Search the data for the word "name". Reproduce every line where it is found.

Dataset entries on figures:
◇ ◇ ◇ ◇ ◇
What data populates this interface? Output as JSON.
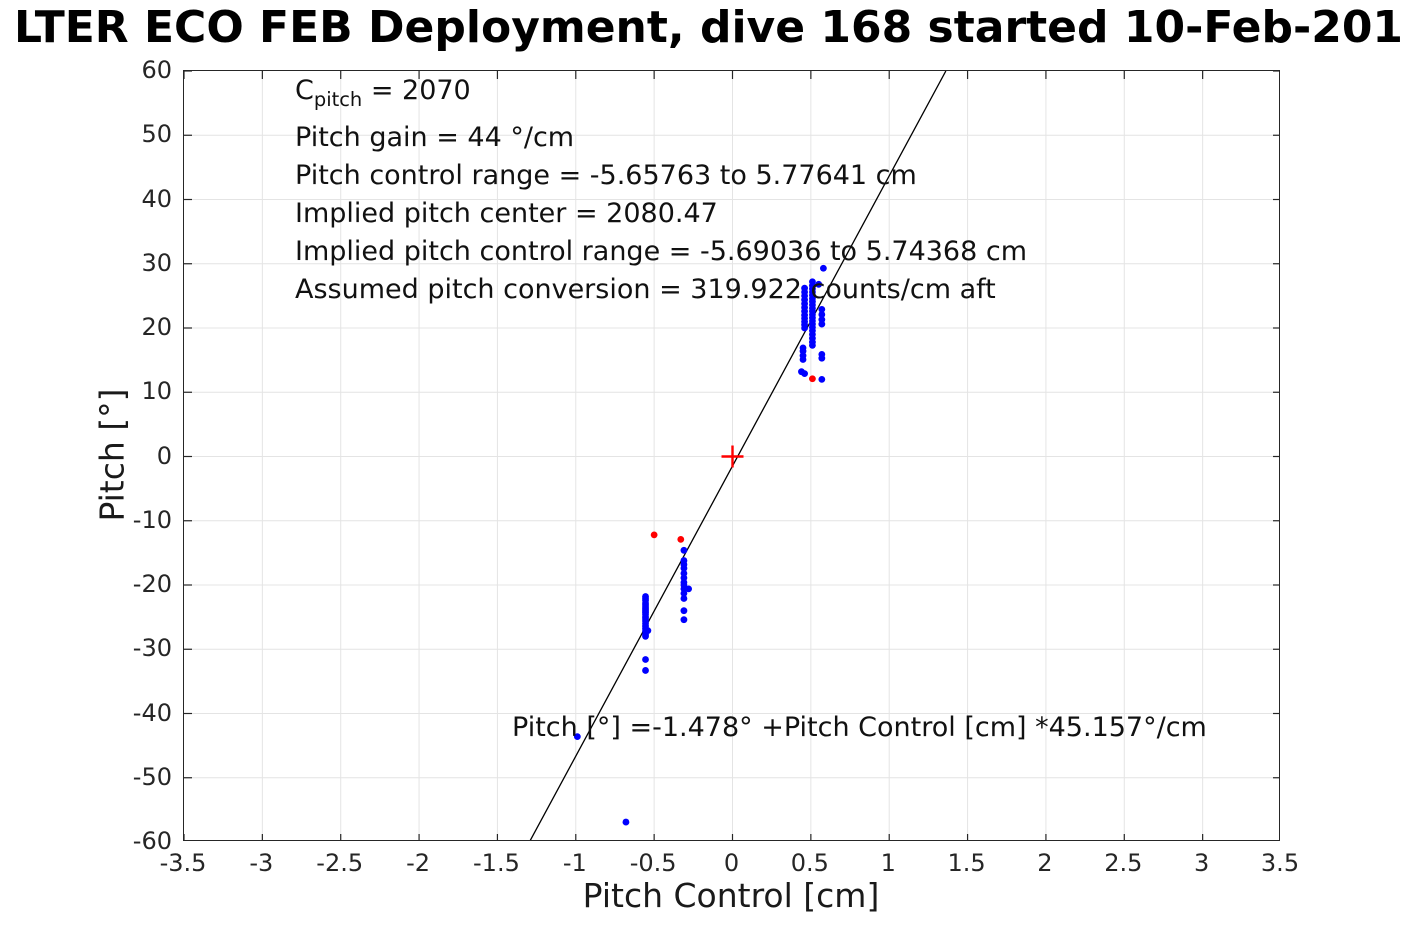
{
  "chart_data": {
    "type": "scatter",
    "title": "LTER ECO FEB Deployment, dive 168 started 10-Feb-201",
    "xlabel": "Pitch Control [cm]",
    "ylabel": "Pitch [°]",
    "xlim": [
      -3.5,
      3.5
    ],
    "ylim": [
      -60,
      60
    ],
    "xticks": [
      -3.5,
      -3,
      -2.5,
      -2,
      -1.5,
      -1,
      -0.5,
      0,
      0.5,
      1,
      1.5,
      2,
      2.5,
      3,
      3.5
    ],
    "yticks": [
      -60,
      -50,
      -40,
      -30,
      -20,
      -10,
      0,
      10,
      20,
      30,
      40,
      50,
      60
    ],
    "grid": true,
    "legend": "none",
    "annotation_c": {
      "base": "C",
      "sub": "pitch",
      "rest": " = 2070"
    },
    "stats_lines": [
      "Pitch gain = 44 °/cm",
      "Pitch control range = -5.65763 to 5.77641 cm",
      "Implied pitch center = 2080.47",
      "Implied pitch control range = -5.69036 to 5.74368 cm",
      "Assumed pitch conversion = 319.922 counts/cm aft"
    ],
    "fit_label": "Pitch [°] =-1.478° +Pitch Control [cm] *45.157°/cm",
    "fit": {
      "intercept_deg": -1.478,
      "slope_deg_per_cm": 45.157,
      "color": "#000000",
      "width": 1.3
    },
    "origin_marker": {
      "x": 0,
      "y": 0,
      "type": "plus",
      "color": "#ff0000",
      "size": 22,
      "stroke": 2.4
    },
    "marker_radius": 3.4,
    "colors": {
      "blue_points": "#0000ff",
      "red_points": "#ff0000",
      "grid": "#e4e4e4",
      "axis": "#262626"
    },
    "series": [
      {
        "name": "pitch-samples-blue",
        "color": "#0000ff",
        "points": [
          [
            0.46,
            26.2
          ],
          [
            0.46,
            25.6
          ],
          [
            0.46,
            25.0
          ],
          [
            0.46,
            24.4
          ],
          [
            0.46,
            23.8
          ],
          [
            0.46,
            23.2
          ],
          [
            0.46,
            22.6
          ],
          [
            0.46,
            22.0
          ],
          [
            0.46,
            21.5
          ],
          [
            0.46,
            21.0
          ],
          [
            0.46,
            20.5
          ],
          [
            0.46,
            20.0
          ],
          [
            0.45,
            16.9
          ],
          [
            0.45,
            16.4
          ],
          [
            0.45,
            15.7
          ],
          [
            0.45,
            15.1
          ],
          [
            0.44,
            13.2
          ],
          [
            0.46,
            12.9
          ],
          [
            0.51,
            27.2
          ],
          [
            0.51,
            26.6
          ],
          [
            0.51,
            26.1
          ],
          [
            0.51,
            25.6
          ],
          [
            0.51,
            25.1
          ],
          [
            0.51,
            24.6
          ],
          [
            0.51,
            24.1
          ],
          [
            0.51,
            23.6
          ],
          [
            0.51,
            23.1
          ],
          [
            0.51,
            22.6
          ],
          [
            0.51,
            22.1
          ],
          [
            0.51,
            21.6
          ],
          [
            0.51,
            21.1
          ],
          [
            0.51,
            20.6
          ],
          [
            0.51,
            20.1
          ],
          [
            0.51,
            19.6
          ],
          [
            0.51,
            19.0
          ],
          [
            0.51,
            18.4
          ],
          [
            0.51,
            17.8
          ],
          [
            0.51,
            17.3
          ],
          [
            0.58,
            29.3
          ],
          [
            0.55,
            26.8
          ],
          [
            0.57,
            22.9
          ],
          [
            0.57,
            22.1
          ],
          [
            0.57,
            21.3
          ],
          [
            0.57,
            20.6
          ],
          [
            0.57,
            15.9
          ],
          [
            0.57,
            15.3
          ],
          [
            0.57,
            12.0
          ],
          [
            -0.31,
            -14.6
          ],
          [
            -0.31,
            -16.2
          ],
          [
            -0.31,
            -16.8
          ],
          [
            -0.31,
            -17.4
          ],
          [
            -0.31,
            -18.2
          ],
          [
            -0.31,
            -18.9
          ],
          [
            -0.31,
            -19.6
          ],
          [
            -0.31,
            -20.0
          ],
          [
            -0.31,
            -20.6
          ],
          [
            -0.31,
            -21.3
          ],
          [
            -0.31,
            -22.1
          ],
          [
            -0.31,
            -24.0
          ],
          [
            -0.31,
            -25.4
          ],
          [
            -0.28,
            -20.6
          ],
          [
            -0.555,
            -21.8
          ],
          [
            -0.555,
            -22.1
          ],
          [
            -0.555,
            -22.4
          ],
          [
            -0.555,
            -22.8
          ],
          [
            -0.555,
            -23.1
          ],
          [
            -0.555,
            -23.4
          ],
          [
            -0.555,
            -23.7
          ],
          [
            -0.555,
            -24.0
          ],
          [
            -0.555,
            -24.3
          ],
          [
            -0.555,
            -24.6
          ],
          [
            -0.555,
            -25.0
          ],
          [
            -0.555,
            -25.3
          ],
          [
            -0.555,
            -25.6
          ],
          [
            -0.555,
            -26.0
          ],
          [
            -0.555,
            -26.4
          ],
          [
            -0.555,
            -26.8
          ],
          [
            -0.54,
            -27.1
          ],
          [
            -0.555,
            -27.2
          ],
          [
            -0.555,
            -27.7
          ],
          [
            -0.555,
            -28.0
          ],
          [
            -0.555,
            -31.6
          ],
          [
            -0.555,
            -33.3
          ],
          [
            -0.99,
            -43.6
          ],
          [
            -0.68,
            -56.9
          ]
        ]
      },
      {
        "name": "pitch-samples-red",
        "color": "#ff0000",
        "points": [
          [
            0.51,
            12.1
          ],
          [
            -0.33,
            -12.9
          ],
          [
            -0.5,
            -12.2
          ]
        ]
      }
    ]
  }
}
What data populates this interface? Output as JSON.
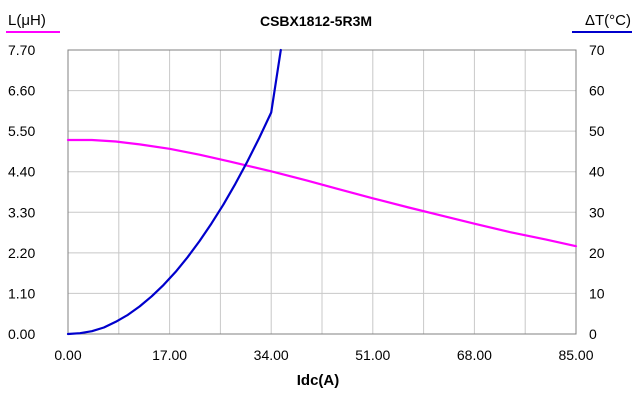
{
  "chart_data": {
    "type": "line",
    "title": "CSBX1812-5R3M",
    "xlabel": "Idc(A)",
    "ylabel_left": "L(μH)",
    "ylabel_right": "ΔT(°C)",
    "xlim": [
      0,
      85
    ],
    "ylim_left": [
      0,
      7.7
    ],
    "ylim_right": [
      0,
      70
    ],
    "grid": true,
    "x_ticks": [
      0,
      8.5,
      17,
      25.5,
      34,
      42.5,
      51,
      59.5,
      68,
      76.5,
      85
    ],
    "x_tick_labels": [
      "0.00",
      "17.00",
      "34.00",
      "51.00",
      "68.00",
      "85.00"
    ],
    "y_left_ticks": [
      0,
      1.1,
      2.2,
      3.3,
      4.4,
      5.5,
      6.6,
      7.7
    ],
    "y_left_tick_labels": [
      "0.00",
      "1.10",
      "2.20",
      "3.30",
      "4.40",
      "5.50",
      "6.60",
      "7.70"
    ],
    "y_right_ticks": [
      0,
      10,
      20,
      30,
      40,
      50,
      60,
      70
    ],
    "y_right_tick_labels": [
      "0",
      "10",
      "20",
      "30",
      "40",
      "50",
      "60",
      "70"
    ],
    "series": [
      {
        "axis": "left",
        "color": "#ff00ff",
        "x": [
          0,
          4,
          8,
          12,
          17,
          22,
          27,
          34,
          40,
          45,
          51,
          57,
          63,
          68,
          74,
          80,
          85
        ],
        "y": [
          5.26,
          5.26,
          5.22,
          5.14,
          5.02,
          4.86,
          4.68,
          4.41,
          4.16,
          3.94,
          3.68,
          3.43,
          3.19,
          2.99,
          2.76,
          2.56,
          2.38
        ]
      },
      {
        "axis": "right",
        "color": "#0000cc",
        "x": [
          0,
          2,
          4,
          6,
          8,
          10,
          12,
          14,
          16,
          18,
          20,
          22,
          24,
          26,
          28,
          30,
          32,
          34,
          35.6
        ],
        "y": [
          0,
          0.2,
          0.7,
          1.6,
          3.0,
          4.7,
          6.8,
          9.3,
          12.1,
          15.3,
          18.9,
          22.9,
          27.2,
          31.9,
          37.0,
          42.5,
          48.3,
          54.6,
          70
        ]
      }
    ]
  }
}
◇ ◇ ◇ ◇ ◇
# Answer to this problem
        "name": "pitch-samples-blue",
        "name": "pitch-samples-red",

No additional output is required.